[Aim] Take every line from the material that has the word "CERES" in it.
_ _ _ _ _ _ _
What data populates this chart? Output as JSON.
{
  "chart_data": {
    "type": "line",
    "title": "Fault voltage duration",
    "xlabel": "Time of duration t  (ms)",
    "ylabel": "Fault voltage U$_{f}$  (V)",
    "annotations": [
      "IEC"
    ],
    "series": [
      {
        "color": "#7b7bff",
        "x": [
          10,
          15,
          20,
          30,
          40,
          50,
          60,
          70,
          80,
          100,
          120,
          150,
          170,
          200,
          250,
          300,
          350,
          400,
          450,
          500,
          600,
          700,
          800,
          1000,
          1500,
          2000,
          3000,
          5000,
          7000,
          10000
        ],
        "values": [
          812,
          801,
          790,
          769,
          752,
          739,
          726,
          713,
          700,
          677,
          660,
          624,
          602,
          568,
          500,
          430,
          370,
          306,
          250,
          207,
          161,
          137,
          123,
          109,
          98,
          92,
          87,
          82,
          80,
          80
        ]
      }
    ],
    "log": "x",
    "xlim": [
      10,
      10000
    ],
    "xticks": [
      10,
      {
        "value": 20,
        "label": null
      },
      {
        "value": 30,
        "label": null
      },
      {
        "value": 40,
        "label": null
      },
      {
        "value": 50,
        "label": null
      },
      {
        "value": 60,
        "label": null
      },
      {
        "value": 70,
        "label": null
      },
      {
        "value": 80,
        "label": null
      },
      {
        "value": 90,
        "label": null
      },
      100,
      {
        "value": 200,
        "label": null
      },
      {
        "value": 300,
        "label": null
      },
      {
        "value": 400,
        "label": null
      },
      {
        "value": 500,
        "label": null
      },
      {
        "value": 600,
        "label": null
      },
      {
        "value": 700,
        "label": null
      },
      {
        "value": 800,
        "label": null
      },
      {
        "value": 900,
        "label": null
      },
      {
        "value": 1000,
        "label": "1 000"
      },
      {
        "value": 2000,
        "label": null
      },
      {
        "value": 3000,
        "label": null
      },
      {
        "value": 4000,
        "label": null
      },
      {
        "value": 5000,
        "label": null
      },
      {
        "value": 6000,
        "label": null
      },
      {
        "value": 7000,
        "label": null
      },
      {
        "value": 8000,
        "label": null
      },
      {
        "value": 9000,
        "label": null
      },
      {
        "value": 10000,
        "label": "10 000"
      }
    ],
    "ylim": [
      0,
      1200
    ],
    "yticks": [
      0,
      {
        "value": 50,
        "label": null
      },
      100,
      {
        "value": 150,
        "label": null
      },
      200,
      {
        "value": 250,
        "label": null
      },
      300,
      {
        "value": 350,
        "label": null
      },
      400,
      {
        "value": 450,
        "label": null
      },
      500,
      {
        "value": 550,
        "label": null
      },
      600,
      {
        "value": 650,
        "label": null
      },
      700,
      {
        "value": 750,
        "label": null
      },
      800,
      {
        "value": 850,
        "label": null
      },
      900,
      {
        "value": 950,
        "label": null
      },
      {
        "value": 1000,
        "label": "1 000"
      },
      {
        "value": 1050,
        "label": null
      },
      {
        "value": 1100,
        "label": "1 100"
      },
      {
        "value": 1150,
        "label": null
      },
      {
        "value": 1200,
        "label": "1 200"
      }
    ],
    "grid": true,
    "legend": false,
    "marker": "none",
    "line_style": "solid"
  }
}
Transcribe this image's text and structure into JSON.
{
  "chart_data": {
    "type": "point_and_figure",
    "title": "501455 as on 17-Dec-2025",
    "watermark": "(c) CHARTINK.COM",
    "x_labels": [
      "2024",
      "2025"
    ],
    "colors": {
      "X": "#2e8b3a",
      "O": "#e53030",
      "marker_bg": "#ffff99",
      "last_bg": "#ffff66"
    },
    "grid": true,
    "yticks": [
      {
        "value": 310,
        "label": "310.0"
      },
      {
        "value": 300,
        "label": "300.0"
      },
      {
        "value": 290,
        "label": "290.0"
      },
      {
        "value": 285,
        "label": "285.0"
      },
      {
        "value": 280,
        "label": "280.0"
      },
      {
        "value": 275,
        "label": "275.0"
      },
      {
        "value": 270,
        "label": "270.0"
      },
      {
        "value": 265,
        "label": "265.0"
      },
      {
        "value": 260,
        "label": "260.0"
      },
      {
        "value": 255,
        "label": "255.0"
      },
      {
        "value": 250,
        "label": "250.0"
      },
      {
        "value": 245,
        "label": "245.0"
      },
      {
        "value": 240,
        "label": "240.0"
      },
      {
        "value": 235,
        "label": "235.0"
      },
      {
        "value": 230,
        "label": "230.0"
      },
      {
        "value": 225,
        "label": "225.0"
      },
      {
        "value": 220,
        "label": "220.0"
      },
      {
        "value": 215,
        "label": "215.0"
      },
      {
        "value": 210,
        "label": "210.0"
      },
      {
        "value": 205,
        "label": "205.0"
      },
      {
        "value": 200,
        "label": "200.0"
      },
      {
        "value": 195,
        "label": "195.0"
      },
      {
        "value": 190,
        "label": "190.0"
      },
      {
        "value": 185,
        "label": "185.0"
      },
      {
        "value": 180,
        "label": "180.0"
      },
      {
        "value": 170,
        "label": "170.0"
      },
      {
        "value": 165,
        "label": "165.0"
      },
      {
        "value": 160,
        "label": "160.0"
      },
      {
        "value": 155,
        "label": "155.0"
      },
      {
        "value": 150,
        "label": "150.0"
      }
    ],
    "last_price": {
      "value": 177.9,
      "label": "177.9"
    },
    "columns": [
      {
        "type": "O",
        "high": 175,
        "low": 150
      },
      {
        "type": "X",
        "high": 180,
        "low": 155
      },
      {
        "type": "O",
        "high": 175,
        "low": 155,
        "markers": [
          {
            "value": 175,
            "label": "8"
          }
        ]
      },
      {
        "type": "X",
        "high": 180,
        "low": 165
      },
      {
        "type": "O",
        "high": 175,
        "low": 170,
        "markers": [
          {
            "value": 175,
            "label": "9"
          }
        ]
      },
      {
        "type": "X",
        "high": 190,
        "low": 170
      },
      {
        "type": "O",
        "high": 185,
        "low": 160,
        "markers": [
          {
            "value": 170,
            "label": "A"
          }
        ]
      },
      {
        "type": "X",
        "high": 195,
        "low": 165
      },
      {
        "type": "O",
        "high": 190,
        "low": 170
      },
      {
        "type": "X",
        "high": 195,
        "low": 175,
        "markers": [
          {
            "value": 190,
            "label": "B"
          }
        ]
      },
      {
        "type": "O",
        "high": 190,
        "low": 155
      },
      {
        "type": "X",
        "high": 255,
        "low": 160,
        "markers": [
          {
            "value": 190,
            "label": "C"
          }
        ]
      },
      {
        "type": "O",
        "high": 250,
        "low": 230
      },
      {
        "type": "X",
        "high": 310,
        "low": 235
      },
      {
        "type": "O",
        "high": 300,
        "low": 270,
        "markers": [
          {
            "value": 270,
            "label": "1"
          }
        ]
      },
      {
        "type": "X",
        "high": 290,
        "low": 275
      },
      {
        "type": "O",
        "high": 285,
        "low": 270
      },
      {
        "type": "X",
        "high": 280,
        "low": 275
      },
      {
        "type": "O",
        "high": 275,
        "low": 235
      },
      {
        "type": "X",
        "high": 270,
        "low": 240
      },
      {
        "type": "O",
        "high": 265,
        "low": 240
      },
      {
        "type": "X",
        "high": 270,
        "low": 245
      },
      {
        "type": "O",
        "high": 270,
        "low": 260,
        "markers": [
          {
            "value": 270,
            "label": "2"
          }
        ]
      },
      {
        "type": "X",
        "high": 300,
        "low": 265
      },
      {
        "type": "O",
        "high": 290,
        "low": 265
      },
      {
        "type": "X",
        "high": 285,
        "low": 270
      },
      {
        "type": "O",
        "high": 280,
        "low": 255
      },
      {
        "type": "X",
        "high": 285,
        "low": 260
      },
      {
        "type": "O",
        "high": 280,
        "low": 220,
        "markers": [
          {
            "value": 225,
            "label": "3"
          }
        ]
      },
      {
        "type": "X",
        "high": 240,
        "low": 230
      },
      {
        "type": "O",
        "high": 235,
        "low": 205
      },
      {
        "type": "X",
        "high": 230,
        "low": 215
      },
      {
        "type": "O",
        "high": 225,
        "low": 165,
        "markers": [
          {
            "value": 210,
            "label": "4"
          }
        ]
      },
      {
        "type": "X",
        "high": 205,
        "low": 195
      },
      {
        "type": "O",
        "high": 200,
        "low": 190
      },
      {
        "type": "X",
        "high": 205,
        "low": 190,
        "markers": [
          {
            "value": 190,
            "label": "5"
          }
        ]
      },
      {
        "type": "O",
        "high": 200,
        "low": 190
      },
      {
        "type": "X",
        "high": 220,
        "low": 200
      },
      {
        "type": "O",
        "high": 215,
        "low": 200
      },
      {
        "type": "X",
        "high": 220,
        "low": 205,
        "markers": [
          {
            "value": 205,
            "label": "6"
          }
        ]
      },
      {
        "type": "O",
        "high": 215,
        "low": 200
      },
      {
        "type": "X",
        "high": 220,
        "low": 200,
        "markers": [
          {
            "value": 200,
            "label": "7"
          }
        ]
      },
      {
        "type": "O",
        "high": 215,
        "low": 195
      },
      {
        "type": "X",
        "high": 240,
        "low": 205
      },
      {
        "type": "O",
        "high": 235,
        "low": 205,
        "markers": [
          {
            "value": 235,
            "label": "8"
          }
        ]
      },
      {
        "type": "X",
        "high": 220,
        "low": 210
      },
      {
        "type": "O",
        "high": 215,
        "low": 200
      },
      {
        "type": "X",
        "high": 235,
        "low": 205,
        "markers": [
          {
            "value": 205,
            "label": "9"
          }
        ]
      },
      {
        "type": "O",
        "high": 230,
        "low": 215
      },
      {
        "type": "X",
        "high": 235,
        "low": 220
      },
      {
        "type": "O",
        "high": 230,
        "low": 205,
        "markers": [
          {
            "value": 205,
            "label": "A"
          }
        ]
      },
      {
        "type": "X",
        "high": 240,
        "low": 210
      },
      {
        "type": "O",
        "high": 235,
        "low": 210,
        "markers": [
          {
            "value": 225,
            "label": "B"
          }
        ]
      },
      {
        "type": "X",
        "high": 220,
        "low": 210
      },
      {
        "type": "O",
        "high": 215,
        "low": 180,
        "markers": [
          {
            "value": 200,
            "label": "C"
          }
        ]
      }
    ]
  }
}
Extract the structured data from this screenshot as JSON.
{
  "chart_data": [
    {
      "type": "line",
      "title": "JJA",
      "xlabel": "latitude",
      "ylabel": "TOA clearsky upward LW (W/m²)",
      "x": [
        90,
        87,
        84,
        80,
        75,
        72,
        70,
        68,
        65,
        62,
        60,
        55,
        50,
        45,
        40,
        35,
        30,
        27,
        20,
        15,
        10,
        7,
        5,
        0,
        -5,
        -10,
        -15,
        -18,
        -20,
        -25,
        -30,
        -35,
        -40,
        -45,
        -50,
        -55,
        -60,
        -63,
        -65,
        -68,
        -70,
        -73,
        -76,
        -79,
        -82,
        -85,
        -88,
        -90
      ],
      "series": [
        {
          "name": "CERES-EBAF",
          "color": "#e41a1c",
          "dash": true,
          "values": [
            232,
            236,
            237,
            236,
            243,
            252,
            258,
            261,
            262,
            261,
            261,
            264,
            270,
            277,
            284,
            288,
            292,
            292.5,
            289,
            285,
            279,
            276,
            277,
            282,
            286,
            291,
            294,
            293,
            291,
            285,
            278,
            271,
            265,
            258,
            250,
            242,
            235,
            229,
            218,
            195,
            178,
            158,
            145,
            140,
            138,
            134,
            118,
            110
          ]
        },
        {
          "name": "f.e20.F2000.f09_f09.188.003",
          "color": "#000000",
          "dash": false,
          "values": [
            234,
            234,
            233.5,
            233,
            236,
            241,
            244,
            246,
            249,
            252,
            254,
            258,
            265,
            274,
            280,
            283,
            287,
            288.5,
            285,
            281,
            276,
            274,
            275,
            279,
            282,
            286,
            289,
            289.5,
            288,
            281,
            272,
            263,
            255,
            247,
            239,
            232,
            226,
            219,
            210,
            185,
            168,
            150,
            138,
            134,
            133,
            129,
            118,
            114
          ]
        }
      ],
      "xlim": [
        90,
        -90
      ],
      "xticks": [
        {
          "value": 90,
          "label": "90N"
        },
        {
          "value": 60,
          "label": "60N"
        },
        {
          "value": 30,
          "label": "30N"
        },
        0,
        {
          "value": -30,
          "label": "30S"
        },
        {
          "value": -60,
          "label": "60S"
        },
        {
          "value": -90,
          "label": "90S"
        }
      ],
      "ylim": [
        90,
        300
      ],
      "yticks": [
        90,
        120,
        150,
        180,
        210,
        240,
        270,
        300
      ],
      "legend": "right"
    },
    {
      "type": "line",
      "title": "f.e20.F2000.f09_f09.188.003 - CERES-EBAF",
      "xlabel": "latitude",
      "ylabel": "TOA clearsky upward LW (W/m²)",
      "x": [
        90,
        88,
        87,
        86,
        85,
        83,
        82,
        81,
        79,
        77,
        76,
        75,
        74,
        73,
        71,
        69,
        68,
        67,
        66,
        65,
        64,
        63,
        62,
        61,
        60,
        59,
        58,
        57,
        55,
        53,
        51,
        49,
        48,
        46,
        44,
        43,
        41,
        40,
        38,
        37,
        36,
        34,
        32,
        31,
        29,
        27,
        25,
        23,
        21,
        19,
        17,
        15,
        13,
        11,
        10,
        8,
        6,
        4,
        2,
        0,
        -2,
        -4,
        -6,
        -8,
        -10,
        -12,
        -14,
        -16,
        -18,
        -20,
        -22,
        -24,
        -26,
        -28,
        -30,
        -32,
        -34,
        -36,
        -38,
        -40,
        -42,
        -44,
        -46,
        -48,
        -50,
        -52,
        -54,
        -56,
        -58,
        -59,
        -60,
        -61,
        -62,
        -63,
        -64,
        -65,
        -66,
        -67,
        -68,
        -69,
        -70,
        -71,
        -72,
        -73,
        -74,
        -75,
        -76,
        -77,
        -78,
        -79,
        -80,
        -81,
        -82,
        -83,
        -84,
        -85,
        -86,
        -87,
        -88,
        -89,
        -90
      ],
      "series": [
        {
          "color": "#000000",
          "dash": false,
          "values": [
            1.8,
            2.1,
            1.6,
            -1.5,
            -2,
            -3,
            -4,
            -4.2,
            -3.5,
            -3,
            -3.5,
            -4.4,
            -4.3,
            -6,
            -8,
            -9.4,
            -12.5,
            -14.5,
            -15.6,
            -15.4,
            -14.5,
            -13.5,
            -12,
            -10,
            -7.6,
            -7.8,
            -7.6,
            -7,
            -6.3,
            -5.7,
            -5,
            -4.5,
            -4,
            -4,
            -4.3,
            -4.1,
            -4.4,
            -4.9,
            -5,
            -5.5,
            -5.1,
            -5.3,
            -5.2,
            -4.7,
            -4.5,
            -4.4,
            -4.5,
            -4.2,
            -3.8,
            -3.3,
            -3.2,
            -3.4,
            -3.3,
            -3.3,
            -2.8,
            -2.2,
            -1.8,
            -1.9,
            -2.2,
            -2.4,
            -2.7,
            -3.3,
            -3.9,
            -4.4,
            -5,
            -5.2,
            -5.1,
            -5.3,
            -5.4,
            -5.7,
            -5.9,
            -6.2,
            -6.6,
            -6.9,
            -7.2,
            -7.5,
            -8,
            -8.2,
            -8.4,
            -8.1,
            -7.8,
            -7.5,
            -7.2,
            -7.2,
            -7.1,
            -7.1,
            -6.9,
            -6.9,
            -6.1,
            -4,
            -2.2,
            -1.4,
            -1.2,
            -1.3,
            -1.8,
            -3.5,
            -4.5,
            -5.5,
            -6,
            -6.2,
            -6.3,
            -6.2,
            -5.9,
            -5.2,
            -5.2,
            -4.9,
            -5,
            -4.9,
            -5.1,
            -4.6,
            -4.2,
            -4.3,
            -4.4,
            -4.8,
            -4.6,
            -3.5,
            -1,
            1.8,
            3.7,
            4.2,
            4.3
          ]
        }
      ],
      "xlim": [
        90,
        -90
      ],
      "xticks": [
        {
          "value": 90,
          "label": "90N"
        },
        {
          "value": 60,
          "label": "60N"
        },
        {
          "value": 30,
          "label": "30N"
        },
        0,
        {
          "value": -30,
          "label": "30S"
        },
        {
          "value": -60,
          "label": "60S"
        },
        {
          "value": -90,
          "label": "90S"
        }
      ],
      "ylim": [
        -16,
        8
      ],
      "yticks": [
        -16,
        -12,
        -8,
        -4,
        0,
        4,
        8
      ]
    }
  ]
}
_ _ _ _ _ _ _
[Result of this exercise]
          "name": "CERES-EBAF",
      "title": "f.e20.F2000.f09_f09.188.003 - CERES-EBAF",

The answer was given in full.